___ Entries shown

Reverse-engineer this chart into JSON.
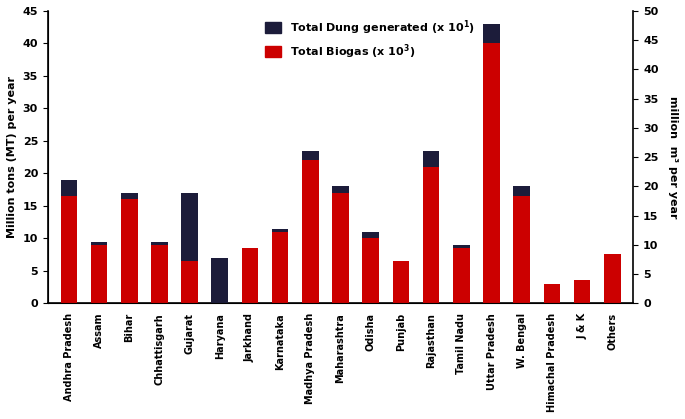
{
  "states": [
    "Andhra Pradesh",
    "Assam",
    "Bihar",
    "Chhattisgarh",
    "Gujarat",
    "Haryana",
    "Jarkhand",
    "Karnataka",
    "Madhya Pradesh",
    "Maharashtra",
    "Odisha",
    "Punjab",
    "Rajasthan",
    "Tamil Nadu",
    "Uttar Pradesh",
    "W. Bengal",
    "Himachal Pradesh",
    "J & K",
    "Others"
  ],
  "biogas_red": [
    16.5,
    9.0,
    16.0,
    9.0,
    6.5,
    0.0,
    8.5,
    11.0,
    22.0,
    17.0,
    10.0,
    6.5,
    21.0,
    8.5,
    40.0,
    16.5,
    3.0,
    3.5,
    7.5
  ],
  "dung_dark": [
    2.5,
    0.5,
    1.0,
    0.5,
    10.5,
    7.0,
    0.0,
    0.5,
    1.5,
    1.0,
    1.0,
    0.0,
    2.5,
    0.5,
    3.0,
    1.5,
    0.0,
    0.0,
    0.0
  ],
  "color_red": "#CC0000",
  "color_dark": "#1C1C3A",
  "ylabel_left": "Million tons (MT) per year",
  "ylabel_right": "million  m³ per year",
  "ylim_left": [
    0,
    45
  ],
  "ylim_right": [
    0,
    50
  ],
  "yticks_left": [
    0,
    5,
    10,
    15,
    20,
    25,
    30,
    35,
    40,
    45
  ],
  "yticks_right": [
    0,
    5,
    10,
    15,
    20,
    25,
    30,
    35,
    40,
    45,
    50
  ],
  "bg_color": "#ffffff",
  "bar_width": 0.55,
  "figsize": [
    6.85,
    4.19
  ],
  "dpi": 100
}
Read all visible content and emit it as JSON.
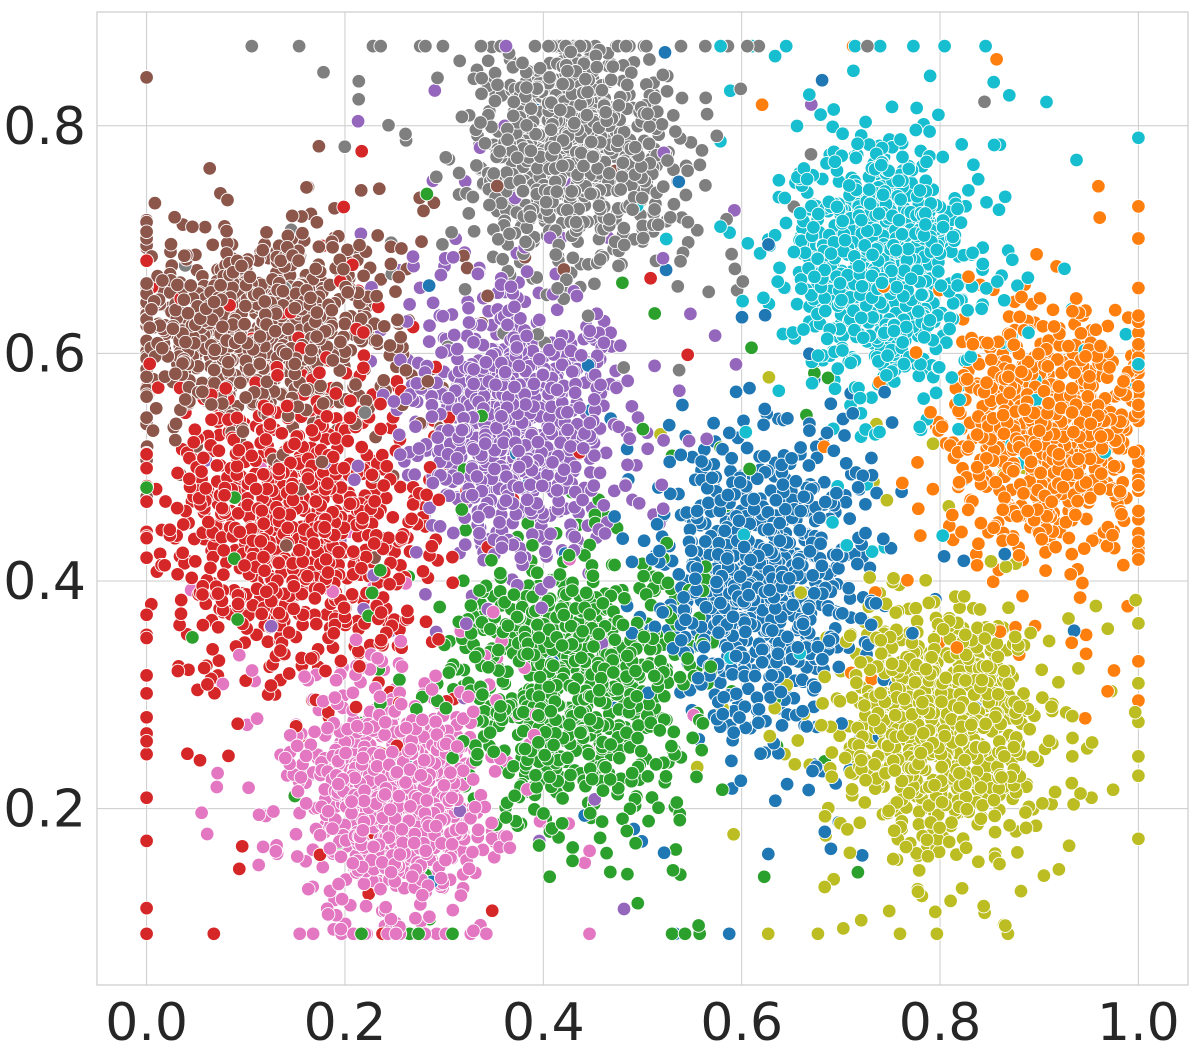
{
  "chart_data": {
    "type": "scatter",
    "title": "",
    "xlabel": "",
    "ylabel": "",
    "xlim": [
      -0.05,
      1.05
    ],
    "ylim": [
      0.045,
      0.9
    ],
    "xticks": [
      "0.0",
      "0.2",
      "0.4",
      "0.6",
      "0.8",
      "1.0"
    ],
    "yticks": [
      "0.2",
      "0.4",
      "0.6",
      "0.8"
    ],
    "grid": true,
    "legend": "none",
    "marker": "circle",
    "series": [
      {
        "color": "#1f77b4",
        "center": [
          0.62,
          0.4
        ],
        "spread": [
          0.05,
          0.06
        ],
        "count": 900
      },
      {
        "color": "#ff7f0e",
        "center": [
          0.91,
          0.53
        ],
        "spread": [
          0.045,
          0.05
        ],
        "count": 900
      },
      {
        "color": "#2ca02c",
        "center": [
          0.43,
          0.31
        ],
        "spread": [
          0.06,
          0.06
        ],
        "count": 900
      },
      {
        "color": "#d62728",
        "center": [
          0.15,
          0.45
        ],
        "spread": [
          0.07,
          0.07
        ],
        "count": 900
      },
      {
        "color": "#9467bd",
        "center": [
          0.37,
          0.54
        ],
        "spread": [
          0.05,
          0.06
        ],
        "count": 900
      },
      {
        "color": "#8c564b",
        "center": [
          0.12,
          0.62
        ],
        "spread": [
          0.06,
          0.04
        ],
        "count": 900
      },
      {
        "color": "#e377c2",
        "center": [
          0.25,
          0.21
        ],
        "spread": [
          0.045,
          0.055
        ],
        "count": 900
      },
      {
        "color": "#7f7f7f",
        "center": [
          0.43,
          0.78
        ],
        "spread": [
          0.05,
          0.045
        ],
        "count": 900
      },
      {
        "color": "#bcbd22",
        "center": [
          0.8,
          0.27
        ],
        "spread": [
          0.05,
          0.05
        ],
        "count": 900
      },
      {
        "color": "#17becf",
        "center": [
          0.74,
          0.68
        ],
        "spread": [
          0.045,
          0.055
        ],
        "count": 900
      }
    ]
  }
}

______
___ Entries shown

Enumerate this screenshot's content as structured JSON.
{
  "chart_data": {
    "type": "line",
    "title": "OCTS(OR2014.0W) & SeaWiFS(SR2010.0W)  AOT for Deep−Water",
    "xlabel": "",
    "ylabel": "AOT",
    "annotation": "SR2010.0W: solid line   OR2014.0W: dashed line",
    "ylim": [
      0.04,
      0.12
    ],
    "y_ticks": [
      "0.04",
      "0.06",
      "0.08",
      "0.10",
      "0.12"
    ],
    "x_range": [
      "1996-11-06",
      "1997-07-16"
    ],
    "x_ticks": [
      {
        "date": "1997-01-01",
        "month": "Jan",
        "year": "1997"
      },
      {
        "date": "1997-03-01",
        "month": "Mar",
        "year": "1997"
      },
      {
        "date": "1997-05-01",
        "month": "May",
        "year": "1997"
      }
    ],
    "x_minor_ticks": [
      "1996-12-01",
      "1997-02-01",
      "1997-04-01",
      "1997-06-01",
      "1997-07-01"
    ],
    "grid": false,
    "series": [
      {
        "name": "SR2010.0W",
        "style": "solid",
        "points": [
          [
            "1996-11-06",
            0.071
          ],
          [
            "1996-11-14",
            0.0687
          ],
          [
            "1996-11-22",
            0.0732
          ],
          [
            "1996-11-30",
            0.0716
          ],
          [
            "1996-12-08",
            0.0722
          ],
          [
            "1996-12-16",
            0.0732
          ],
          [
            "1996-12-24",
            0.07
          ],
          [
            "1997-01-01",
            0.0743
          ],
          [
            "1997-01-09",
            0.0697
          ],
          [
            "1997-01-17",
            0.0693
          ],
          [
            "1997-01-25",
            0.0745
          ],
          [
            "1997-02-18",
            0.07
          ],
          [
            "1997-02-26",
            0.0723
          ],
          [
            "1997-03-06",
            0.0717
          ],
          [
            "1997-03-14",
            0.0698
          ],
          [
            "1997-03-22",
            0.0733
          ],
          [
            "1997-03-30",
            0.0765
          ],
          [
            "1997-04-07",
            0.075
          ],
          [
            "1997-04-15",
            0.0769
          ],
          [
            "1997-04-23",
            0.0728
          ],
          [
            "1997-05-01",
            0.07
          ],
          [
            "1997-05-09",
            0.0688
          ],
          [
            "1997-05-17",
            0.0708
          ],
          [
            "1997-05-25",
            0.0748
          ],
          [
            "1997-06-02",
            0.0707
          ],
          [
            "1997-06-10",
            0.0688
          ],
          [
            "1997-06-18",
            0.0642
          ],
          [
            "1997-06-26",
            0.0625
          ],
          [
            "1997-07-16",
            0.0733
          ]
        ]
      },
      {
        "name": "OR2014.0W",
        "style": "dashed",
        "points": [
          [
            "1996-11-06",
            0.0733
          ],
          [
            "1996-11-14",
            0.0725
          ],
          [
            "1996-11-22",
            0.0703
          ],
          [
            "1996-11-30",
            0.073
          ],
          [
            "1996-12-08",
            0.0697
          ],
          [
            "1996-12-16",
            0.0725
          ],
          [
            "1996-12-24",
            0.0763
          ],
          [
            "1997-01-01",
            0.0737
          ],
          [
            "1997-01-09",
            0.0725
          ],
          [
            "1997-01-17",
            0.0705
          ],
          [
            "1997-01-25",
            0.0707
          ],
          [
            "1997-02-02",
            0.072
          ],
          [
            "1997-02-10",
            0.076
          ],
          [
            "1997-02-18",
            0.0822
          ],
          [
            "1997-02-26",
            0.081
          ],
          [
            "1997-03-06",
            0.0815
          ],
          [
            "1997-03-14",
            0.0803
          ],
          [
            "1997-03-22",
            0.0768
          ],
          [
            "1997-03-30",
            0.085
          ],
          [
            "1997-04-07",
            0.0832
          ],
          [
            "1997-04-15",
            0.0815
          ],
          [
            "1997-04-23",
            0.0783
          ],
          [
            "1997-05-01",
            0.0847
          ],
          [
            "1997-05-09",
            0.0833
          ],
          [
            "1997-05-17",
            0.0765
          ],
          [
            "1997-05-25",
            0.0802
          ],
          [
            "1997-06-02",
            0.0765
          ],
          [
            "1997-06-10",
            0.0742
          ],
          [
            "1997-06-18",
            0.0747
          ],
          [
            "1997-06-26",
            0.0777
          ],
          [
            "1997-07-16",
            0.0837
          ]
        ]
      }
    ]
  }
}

______
___ Entries shown

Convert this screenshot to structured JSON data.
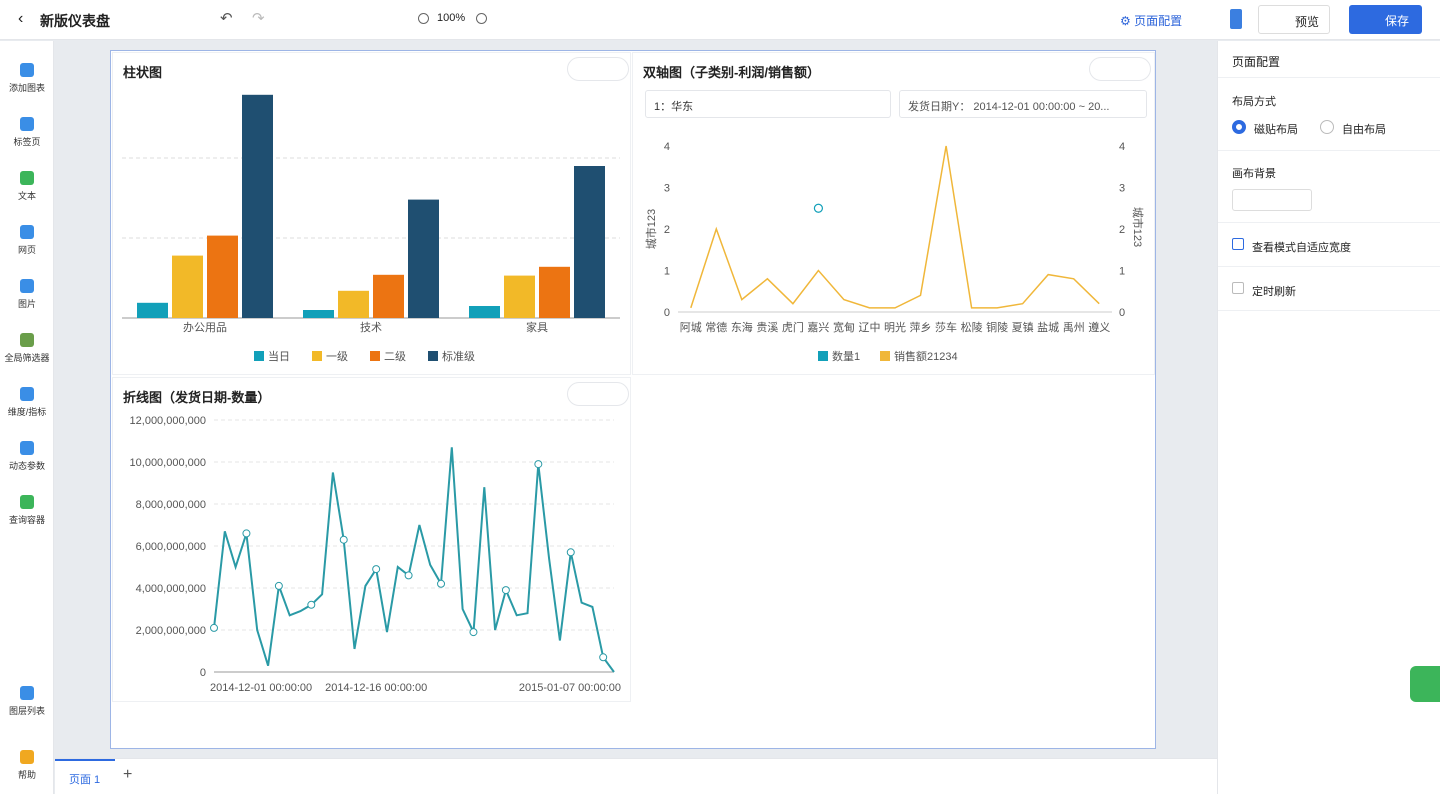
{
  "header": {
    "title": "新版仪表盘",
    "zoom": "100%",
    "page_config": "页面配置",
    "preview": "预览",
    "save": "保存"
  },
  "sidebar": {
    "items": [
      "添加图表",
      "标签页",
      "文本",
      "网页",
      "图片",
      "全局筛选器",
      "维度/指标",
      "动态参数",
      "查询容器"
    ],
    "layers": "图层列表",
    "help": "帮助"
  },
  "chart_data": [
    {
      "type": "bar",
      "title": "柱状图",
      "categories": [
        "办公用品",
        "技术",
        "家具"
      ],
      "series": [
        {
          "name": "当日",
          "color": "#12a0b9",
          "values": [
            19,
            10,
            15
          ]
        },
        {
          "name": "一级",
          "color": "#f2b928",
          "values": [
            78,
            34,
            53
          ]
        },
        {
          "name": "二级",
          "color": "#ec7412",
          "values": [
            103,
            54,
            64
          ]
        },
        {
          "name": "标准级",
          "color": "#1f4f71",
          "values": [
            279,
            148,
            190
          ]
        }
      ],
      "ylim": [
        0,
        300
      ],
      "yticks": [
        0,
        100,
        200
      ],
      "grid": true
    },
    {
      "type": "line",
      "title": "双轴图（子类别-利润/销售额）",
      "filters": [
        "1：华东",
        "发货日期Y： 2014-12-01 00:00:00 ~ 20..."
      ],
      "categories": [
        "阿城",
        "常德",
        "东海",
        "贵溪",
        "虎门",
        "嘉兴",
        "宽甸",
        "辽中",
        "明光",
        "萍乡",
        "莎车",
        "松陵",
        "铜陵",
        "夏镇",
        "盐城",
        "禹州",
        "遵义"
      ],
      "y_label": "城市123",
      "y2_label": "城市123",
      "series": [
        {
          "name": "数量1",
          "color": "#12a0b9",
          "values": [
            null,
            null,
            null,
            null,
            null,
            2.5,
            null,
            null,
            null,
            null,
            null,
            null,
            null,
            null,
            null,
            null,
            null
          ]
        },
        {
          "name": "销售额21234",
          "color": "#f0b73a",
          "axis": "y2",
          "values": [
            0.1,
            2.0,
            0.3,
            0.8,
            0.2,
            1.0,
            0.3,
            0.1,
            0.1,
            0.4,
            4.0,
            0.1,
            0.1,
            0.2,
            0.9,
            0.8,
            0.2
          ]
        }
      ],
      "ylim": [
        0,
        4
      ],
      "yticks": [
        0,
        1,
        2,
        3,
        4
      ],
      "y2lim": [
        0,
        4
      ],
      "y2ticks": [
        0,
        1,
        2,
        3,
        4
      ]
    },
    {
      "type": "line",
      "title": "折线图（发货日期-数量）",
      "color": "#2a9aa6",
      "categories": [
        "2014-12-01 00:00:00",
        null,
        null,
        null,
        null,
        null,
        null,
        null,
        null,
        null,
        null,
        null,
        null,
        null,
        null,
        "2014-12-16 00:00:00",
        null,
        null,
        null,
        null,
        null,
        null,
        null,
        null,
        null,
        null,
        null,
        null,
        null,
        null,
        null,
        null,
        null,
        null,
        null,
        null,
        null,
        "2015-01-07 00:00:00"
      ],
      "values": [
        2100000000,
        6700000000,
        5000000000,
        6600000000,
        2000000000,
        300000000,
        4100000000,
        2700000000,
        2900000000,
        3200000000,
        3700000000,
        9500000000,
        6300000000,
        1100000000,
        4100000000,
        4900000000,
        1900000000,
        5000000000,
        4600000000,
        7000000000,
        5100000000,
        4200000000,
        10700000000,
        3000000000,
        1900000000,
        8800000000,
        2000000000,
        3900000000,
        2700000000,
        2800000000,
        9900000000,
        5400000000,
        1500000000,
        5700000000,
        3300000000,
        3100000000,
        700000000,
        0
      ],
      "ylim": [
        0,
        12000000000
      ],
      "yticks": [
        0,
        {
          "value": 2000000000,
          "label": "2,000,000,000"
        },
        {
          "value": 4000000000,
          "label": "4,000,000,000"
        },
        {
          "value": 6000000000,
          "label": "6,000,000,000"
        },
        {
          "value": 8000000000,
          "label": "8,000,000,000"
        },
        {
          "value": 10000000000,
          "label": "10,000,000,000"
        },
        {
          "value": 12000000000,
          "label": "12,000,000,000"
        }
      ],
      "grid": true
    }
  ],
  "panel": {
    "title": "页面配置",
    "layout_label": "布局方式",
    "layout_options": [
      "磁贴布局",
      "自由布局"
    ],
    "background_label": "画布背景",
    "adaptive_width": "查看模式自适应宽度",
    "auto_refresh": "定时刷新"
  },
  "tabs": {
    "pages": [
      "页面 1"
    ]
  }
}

______

# [Task details]
Go through the entries and return each line where the word "solid" appears.

# [Written answer]
    "annotation": "SR2010.0W: solid line   OR2014.0W: dashed line",
        "style": "solid",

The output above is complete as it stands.